EXERCISE INSTRUCTIONS: Wherever a line below holds the word "this", copy that line.

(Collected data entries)
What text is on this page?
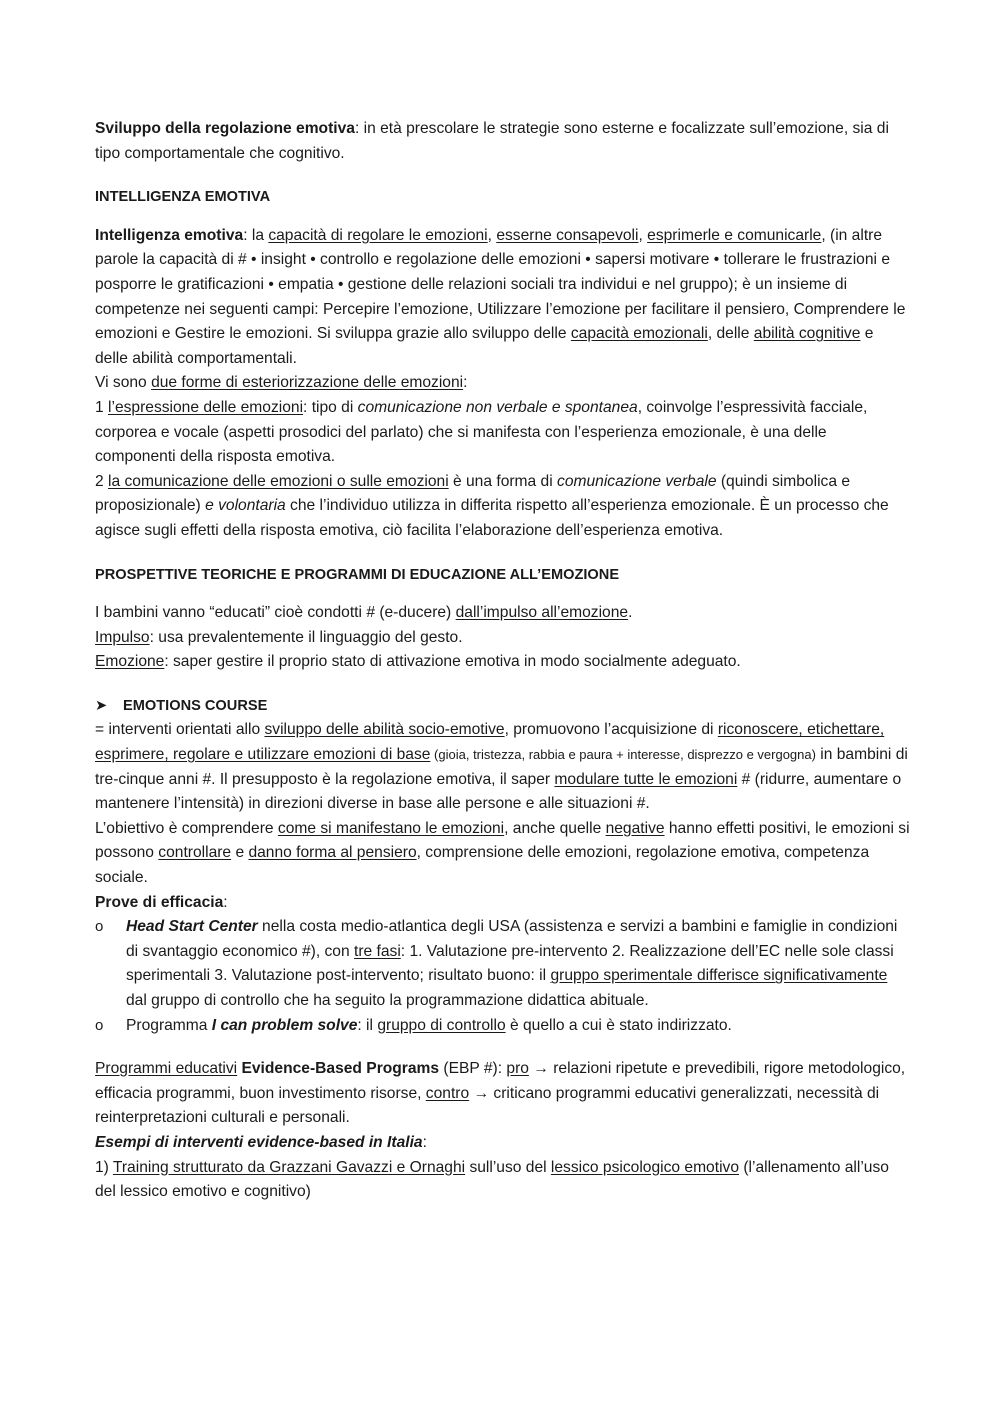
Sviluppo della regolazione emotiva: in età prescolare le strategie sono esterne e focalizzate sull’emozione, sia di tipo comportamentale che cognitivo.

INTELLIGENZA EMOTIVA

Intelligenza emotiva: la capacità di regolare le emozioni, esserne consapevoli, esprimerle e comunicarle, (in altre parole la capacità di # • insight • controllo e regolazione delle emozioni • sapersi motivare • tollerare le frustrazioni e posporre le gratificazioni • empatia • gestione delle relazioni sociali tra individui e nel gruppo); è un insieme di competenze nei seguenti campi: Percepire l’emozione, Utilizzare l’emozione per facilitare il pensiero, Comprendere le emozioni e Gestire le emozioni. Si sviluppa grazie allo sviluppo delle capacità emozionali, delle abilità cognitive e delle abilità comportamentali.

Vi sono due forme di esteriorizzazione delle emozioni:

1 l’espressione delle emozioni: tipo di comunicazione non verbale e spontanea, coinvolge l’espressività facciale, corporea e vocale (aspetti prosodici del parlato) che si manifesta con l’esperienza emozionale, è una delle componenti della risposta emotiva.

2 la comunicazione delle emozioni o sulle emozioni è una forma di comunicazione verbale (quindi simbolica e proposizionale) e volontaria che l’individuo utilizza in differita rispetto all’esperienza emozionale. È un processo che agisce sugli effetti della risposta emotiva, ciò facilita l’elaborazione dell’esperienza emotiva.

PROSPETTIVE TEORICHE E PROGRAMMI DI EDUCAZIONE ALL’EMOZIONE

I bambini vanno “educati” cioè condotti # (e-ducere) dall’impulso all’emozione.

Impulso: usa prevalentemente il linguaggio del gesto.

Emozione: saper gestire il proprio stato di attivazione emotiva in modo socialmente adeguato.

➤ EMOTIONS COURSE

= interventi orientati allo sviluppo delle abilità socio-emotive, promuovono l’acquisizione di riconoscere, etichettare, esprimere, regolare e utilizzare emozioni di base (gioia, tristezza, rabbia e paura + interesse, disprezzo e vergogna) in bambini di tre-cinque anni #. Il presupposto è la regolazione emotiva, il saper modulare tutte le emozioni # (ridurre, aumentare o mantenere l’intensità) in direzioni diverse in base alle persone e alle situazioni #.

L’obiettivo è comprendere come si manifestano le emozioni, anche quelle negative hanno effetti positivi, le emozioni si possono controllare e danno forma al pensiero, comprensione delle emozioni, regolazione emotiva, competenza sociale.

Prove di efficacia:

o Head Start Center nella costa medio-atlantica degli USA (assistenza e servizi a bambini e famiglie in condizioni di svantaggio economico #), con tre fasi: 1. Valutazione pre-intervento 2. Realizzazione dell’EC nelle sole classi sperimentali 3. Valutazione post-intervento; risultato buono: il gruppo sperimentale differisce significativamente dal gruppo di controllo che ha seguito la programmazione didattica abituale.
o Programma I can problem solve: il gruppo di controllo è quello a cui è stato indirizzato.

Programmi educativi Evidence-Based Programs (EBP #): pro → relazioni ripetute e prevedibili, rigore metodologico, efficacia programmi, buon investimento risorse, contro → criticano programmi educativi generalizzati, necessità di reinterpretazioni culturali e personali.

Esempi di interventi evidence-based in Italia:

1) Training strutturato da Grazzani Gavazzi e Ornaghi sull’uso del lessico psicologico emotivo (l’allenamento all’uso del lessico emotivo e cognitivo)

--

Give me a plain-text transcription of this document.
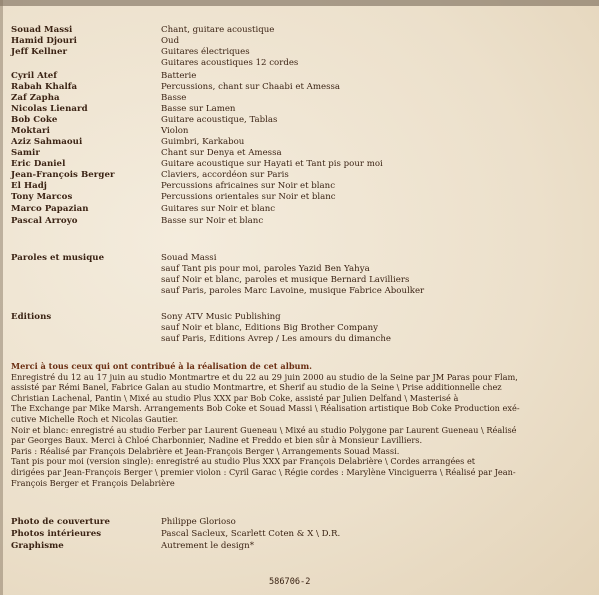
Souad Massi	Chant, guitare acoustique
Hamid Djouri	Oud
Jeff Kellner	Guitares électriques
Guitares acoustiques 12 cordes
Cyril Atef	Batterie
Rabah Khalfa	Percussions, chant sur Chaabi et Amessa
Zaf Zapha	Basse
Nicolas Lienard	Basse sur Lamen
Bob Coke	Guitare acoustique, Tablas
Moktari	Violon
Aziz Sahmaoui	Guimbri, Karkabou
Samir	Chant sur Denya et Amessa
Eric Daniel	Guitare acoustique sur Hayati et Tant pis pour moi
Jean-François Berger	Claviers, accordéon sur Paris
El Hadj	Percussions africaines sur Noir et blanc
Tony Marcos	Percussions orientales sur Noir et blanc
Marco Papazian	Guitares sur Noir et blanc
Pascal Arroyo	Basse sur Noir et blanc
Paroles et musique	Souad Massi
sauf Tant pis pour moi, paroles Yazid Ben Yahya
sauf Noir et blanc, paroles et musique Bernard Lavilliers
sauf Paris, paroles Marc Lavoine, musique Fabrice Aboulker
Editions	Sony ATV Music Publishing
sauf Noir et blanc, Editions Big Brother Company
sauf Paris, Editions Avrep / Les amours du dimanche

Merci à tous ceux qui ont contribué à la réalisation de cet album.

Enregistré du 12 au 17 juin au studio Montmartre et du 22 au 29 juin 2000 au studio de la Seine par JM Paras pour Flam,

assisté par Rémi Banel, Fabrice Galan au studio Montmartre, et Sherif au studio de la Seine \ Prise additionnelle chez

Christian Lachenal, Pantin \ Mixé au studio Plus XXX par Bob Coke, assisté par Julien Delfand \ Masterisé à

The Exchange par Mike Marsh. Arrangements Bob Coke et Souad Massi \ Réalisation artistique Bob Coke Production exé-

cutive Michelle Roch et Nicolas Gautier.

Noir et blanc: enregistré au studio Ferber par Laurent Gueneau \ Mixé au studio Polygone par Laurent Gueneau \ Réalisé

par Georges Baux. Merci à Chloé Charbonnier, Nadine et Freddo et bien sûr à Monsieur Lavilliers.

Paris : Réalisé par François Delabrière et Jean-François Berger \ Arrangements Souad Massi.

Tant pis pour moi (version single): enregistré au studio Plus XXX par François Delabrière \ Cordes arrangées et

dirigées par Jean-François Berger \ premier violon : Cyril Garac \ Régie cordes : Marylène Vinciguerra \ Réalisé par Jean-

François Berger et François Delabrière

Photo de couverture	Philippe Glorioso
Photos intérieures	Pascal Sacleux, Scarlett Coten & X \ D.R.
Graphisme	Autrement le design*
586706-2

COMPLETED EXERCISE:
What text is on this page?
Give me a plain-text transcription of this document.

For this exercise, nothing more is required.